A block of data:
☆ ☆ ☆ ☆
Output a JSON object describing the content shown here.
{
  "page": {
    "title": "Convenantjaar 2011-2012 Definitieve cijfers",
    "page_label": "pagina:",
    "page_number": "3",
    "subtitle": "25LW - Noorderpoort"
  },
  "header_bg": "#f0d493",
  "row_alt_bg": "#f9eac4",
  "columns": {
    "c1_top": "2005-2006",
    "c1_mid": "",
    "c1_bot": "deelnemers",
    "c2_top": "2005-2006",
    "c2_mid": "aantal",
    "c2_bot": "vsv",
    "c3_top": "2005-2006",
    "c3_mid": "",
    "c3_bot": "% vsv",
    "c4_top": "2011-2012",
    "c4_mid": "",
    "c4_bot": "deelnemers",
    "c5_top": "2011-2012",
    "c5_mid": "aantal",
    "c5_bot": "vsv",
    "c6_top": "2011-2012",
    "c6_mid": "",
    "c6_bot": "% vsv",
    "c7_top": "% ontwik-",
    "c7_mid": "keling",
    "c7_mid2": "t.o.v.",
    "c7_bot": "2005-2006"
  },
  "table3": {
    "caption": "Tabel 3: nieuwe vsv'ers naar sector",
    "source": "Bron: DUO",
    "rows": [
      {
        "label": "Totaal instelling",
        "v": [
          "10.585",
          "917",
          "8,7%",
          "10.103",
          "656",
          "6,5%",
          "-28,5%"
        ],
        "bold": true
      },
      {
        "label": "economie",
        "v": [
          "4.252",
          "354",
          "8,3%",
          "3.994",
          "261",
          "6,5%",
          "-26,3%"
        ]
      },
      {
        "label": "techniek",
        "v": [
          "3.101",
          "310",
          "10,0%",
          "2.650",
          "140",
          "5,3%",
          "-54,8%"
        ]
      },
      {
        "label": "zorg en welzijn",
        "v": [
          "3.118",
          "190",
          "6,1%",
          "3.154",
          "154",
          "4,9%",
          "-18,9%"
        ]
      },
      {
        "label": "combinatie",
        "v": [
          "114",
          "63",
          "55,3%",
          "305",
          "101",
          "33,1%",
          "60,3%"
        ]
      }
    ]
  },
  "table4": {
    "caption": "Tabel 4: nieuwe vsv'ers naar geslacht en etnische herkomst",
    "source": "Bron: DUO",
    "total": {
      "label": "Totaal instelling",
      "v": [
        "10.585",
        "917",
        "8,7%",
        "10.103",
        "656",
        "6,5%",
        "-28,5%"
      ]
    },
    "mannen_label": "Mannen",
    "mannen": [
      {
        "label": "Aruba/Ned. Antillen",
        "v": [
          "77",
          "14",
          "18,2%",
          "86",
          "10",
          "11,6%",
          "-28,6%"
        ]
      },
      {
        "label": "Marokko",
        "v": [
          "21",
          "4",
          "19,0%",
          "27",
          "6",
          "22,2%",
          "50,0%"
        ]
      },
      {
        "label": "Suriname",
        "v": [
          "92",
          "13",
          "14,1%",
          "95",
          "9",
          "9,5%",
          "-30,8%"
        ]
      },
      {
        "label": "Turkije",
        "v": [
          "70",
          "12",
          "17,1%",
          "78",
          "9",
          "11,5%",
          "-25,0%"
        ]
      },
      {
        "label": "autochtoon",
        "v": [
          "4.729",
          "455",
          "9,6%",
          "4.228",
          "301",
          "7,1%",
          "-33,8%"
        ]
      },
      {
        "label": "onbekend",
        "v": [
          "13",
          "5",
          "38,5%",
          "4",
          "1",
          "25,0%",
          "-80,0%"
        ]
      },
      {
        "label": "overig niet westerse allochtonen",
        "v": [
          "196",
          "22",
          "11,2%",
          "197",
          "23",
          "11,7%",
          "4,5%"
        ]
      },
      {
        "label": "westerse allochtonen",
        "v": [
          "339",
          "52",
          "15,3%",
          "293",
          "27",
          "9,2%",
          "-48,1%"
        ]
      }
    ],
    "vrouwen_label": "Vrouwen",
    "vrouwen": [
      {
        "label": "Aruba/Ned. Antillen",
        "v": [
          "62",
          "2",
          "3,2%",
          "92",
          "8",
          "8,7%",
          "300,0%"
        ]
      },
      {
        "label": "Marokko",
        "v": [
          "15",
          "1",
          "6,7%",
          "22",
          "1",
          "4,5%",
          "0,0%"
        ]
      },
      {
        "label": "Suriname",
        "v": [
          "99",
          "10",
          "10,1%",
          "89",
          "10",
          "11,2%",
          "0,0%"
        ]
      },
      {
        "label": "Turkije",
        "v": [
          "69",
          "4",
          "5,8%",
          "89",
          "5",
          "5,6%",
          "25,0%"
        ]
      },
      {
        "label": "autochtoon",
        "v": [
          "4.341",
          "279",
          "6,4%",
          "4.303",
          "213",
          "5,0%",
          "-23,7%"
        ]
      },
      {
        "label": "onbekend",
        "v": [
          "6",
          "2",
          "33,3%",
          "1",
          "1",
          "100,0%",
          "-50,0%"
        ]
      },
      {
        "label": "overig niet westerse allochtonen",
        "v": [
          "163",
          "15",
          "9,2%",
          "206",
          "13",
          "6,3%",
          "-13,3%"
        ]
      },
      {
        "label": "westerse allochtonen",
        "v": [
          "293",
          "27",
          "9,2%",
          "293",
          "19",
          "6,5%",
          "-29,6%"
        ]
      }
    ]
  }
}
☆ ☆ ☆ ☆
--- WORK INSTRUCTIONS ---
Using the data above, output each line exactly.

--- SOLUTION TO THE EXERCISE ---
Output a JSON object describing the content shown here.
{
  "page": {
    "title": "Convenantjaar 2011-2012 Definitieve cijfers",
    "page_label": "pagina:",
    "page_number": "3",
    "subtitle": "25LW - Noorderpoort"
  },
  "header_bg": "#f0d493",
  "row_alt_bg": "#f9eac4",
  "columns": {
    "c1_top": "2005-2006",
    "c1_mid": "",
    "c1_bot": "deelnemers",
    "c2_top": "2005-2006",
    "c2_mid": "aantal",
    "c2_bot": "vsv",
    "c3_top": "2005-2006",
    "c3_mid": "",
    "c3_bot": "% vsv",
    "c4_top": "2011-2012",
    "c4_mid": "",
    "c4_bot": "deelnemers",
    "c5_top": "2011-2012",
    "c5_mid": "aantal",
    "c5_bot": "vsv",
    "c6_top": "2011-2012",
    "c6_mid": "",
    "c6_bot": "% vsv",
    "c7_top": "% ontwik-",
    "c7_mid": "keling",
    "c7_mid2": "t.o.v.",
    "c7_bot": "2005-2006"
  },
  "table3": {
    "caption": "Tabel 3: nieuwe vsv'ers naar sector",
    "source": "Bron: DUO",
    "rows": [
      {
        "label": "Totaal instelling",
        "v": [
          "10.585",
          "917",
          "8,7%",
          "10.103",
          "656",
          "6,5%",
          "-28,5%"
        ],
        "bold": true
      },
      {
        "label": "economie",
        "v": [
          "4.252",
          "354",
          "8,3%",
          "3.994",
          "261",
          "6,5%",
          "-26,3%"
        ]
      },
      {
        "label": "techniek",
        "v": [
          "3.101",
          "310",
          "10,0%",
          "2.650",
          "140",
          "5,3%",
          "-54,8%"
        ]
      },
      {
        "label": "zorg en welzijn",
        "v": [
          "3.118",
          "190",
          "6,1%",
          "3.154",
          "154",
          "4,9%",
          "-18,9%"
        ]
      },
      {
        "label": "combinatie",
        "v": [
          "114",
          "63",
          "55,3%",
          "305",
          "101",
          "33,1%",
          "60,3%"
        ]
      }
    ]
  },
  "table4": {
    "caption": "Tabel 4: nieuwe vsv'ers naar geslacht en etnische herkomst",
    "source": "Bron: DUO",
    "total": {
      "label": "Totaal instelling",
      "v": [
        "10.585",
        "917",
        "8,7%",
        "10.103",
        "656",
        "6,5%",
        "-28,5%"
      ]
    },
    "mannen_label": "Mannen",
    "mannen": [
      {
        "label": "Aruba/Ned. Antillen",
        "v": [
          "77",
          "14",
          "18,2%",
          "86",
          "10",
          "11,6%",
          "-28,6%"
        ]
      },
      {
        "label": "Marokko",
        "v": [
          "21",
          "4",
          "19,0%",
          "27",
          "6",
          "22,2%",
          "50,0%"
        ]
      },
      {
        "label": "Suriname",
        "v": [
          "92",
          "13",
          "14,1%",
          "95",
          "9",
          "9,5%",
          "-30,8%"
        ]
      },
      {
        "label": "Turkije",
        "v": [
          "70",
          "12",
          "17,1%",
          "78",
          "9",
          "11,5%",
          "-25,0%"
        ]
      },
      {
        "label": "autochtoon",
        "v": [
          "4.729",
          "455",
          "9,6%",
          "4.228",
          "301",
          "7,1%",
          "-33,8%"
        ]
      },
      {
        "label": "onbekend",
        "v": [
          "13",
          "5",
          "38,5%",
          "4",
          "1",
          "25,0%",
          "-80,0%"
        ]
      },
      {
        "label": "overig niet westerse allochtonen",
        "v": [
          "196",
          "22",
          "11,2%",
          "197",
          "23",
          "11,7%",
          "4,5%"
        ]
      },
      {
        "label": "westerse allochtonen",
        "v": [
          "339",
          "52",
          "15,3%",
          "293",
          "27",
          "9,2%",
          "-48,1%"
        ]
      }
    ],
    "vrouwen_label": "Vrouwen",
    "vrouwen": [
      {
        "label": "Aruba/Ned. Antillen",
        "v": [
          "62",
          "2",
          "3,2%",
          "92",
          "8",
          "8,7%",
          "300,0%"
        ]
      },
      {
        "label": "Marokko",
        "v": [
          "15",
          "1",
          "6,7%",
          "22",
          "1",
          "4,5%",
          "0,0%"
        ]
      },
      {
        "label": "Suriname",
        "v": [
          "99",
          "10",
          "10,1%",
          "89",
          "10",
          "11,2%",
          "0,0%"
        ]
      },
      {
        "label": "Turkije",
        "v": [
          "69",
          "4",
          "5,8%",
          "89",
          "5",
          "5,6%",
          "25,0%"
        ]
      },
      {
        "label": "autochtoon",
        "v": [
          "4.341",
          "279",
          "6,4%",
          "4.303",
          "213",
          "5,0%",
          "-23,7%"
        ]
      },
      {
        "label": "onbekend",
        "v": [
          "6",
          "2",
          "33,3%",
          "1",
          "1",
          "100,0%",
          "-50,0%"
        ]
      },
      {
        "label": "overig niet westerse allochtonen",
        "v": [
          "163",
          "15",
          "9,2%",
          "206",
          "13",
          "6,3%",
          "-13,3%"
        ]
      },
      {
        "label": "westerse allochtonen",
        "v": [
          "293",
          "27",
          "9,2%",
          "293",
          "19",
          "6,5%",
          "-29,6%"
        ]
      }
    ]
  }
}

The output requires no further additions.